(Collected data entries)
———
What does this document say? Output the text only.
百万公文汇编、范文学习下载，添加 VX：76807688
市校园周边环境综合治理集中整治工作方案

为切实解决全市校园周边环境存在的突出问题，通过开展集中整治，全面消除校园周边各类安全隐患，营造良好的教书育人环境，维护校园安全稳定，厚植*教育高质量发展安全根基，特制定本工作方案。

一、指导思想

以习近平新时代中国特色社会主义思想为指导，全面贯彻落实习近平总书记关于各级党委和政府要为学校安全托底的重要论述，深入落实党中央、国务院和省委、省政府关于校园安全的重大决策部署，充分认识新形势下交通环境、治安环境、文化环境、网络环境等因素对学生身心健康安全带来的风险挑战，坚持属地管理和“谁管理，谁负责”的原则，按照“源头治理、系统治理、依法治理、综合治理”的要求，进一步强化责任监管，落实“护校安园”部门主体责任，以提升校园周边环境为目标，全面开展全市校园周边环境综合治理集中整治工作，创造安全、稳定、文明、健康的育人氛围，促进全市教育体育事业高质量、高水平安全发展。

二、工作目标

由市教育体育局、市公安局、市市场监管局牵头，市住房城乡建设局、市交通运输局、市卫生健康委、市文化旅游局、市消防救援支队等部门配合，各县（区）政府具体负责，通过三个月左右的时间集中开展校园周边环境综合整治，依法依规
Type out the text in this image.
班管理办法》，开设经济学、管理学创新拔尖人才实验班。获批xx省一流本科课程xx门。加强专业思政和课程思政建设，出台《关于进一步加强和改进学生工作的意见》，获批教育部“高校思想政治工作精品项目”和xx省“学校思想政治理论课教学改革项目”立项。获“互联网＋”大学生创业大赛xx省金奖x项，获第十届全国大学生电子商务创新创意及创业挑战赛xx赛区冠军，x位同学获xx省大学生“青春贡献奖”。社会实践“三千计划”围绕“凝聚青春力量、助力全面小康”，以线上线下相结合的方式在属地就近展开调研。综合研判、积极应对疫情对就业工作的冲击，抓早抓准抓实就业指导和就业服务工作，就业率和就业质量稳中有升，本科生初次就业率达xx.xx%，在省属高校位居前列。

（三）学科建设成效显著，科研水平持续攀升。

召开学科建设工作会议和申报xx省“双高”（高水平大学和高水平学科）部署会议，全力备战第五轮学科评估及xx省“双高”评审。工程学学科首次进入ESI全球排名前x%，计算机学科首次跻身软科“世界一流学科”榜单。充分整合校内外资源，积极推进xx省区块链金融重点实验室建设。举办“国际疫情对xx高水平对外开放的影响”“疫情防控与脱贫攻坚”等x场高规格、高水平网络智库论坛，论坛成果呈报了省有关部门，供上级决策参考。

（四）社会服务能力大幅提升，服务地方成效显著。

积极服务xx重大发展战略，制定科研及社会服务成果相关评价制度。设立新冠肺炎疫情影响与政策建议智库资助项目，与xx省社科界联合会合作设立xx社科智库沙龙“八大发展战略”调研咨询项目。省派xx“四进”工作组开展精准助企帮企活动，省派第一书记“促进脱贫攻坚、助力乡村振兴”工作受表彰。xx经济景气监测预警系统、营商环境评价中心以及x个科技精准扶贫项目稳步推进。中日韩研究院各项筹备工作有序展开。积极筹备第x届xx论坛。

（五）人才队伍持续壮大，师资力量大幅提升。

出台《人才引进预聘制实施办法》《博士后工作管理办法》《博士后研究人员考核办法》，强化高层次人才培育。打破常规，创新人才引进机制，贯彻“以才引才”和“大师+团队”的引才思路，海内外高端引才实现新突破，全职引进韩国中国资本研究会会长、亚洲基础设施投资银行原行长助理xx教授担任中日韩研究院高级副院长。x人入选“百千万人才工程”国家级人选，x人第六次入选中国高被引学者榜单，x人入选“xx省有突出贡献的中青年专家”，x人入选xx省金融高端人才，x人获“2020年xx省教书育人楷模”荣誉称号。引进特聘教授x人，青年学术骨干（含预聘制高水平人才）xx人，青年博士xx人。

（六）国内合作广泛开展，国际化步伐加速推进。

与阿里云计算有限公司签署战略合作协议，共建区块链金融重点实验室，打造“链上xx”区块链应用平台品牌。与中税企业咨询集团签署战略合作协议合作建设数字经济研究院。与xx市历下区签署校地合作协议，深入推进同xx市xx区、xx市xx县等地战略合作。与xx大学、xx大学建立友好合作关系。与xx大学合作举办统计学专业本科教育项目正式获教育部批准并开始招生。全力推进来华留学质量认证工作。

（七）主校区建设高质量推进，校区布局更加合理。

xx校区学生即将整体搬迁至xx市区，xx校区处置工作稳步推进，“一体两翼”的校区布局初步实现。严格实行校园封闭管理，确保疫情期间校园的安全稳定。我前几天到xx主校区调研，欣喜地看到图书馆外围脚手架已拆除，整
———
Each entry above is to be set down again in exactly the same words.

What does this document say? Output the text only.
百万公文汇编、范文学习下载，添加 VX：76807688
市校园周边环境综合治理集中整治工作方案

为切实解决全市校园周边环境存在的突出问题，通过开展集中整治，全面消除校园周边各类安全隐患，营造良好的教书育人环境，维护校园安全稳定，厚植*教育高质量发展安全根基，特制定本工作方案。

一、指导思想

以习近平新时代中国特色社会主义思想为指导，全面贯彻落实习近平总书记关于各级党委和政府要为学校安全托底的重要论述，深入落实党中央、国务院和省委、省政府关于校园安全的重大决策部署，充分认识新形势下交通环境、治安环境、文化环境、网络环境等因素对学生身心健康安全带来的风险挑战，坚持属地管理和“谁管理，谁负责”的原则，按照“源头治理、系统治理、依法治理、综合治理”的要求，进一步强化责任监管，落实“护校安园”部门主体责任，以提升校园周边环境为目标，全面开展全市校园周边环境综合治理集中整治工作，创造安全、稳定、文明、健康的育人氛围，促进全市教育体育事业高质量、高水平安全发展。

二、工作目标

由市教育体育局、市公安局、市市场监管局牵头，市住房城乡建设局、市交通运输局、市卫生健康委、市文化旅游局、市消防救援支队等部门配合，各县（区）政府具体负责，通过三个月左右的时间集中开展校园周边环境综合整治，依法依规
Type out the text in this image.
班管理办法》，开设经济学、管理学创新拔尖人才实验班。获批xx省一流本科课程xx门。加强专业思政和课程思政建设，出台《关于进一步加强和改进学生工作的意见》，获批教育部“高校思想政治工作精品项目”和xx省“学校思想政治理论课教学改革项目”立项。获“互联网＋”大学生创业大赛xx省金奖x项，获第十届全国大学生电子商务创新创意及创业挑战赛xx赛区冠军，x位同学获xx省大学生“青春贡献奖”。社会实践“三千计划”围绕“凝聚青春力量、助力全面小康”，以线上线下相结合的方式在属地就近展开调研。综合研判、积极应对疫情对就业工作的冲击，抓早抓准抓实就业指导和就业服务工作，就业率和就业质量稳中有升，本科生初次就业率达xx.xx%，在省属高校位居前列。

（三）学科建设成效显著，科研水平持续攀升。

召开学科建设工作会议和申报xx省“双高”（高水平大学和高水平学科）部署会议，全力备战第五轮学科评估及xx省“双高”评审。工程学学科首次进入ESI全球排名前x%，计算机学科首次跻身软科“世界一流学科”榜单。充分整合校内外资源，积极推进xx省区块链金融重点实验室建设。举办“国际疫情对xx高水平对外开放的影响”“疫情防控与脱贫攻坚”等x场高规格、高水平网络智库论坛，论坛成果呈报了省有关部门，供上级决策参考。

（四）社会服务能力大幅提升，服务地方成效显著。

积极服务xx重大发展战略，制定科研及社会服务成果相关评价制度。设立新冠肺炎疫情影响与政策建议智库资助项目，与xx省社科界联合会合作设立xx社科智库沙龙“八大发展战略”调研咨询项目。省派xx“四进”工作组开展精准助企帮企活动，省派第一书记“促进脱贫攻坚、助力乡村振兴”工作受表彰。xx经济景气监测预警系统、营商环境评价中心以及x个科技精准扶贫项目稳步推进。中日韩研究院各项筹备工作有序展开。积极筹备第x届xx论坛。

（五）人才队伍持续壮大，师资力量大幅提升。

出台《人才引进预聘制实施办法》《博士后工作管理办法》《博士后研究人员考核办法》，强化高层次人才培育。打破常规，创新人才引进机制，贯彻“以才引才”和“大师+团队”的引才思路，海内外高端引才实现新突破，全职引进韩国中国资本研究会会长、亚洲基础设施投资银行原行长助理xx教授担任中日韩研究院高级副院长。x人入选“百千万人才工程”国家级人选，x人第六次入选中国高被引学者榜单，x人入选“xx省有突出贡献的中青年专家”，x人入选xx省金融高端人才，x人获“2020年xx省教书育人楷模”荣誉称号。引进特聘教授x人，青年学术骨干（含预聘制高水平人才）xx人，青年博士xx人。

（六）国内合作广泛开展，国际化步伐加速推进。

与阿里云计算有限公司签署战略合作协议，共建区块链金融重点实验室，打造“链上xx”区块链应用平台品牌。与中税企业咨询集团签署战略合作协议合作建设数字经济研究院。与xx市历下区签署校地合作协议，深入推进同xx市xx区、xx市xx县等地战略合作。与xx大学、xx大学建立友好合作关系。与xx大学合作举办统计学专业本科教育项目正式获教育部批准并开始招生。全力推进来华留学质量认证工作。

（七）主校区建设高质量推进，校区布局更加合理。

xx校区学生即将整体搬迁至xx市区，xx校区处置工作稳步推进，“一体两翼”的校区布局初步实现。严格实行校园封闭管理，确保疫情期间校园的安全稳定。我前几天到xx主校区调研，欣喜地看到图书馆外围脚手架已拆除，整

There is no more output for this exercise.